SET PROBLEM ::
Type out the complete listing below word for word, without its pictures.

[Stored records]
"""
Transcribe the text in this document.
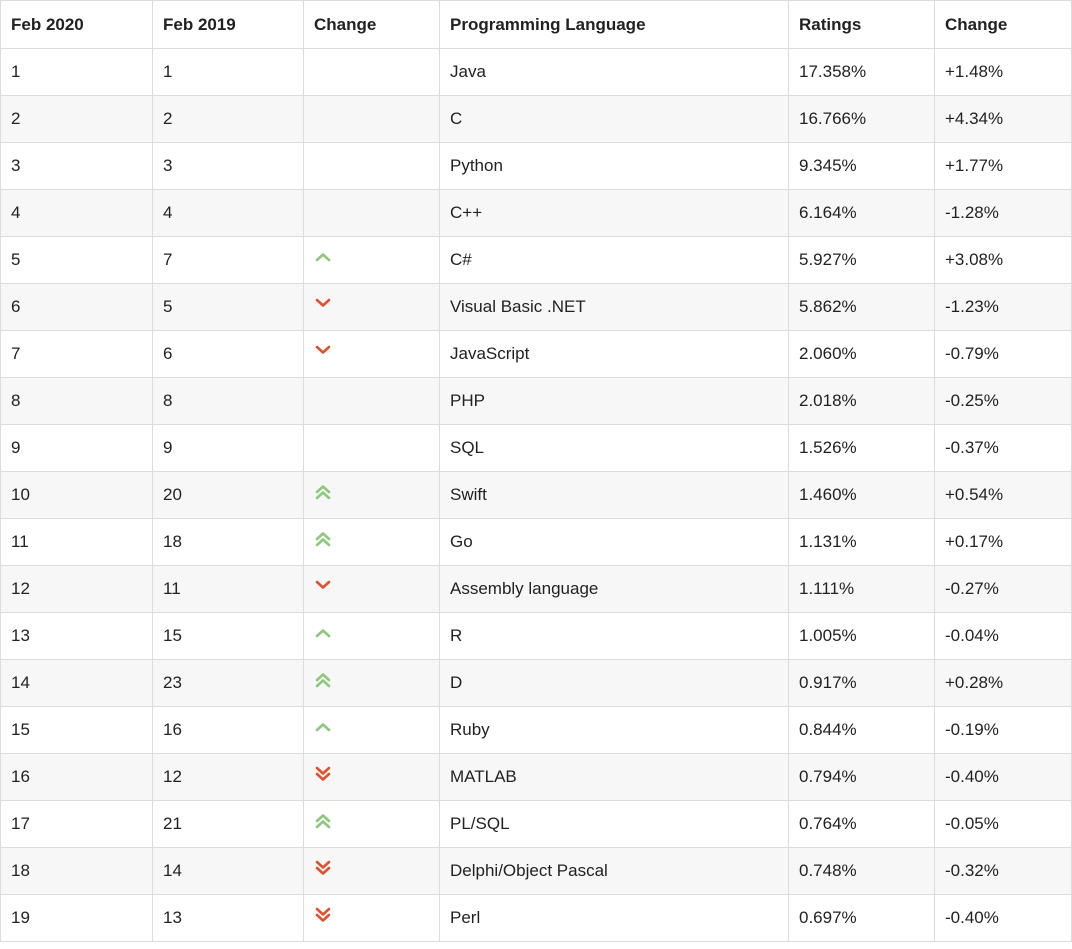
Feb 2020	Feb 2019	Change	Programming Language	Ratings	Change
1	1		Java	17.358%	+1.48%
2	2		C	16.766%	+4.34%
3	3		Python	9.345%	+1.77%
4	4		C++	6.164%	-1.28%
5	7		C#	5.927%	+3.08%
6	5		Visual Basic .NET	5.862%	-1.23%
7	6		JavaScript	2.060%	-0.79%
8	8		PHP	2.018%	-0.25%
9	9		SQL	1.526%	-0.37%
10	20		Swift	1.460%	+0.54%
11	18		Go	1.131%	+0.17%
12	11		Assembly language	1.111%	-0.27%
13	15		R	1.005%	-0.04%
14	23		D	0.917%	+0.28%
15	16		Ruby	0.844%	-0.19%
16	12		MATLAB	0.794%	-0.40%
17	21		PL/SQL	0.764%	-0.05%
18	14		Delphi/Object Pascal	0.748%	-0.32%
19	13		Perl	0.697%	-0.40%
"""
ANSWER FOR THIS EXERCISE ::
Transcribe the text in this document.
Feb 2020	Feb 2019	Change	Programming Language	Ratings	Change
1	1		Java	17.358%	+1.48%
2	2		C	16.766%	+4.34%
3	3		Python	9.345%	+1.77%
4	4		C++	6.164%	-1.28%
5	7		C#	5.927%	+3.08%
6	5		Visual Basic .NET	5.862%	-1.23%
7	6		JavaScript	2.060%	-0.79%
8	8		PHP	2.018%	-0.25%
9	9		SQL	1.526%	-0.37%
10	20		Swift	1.460%	+0.54%
11	18		Go	1.131%	+0.17%
12	11		Assembly language	1.111%	-0.27%
13	15		R	1.005%	-0.04%
14	23		D	0.917%	+0.28%
15	16		Ruby	0.844%	-0.19%
16	12		MATLAB	0.794%	-0.40%
17	21		PL/SQL	0.764%	-0.05%
18	14		Delphi/Object Pascal	0.748%	-0.32%
19	13		Perl	0.697%	-0.40%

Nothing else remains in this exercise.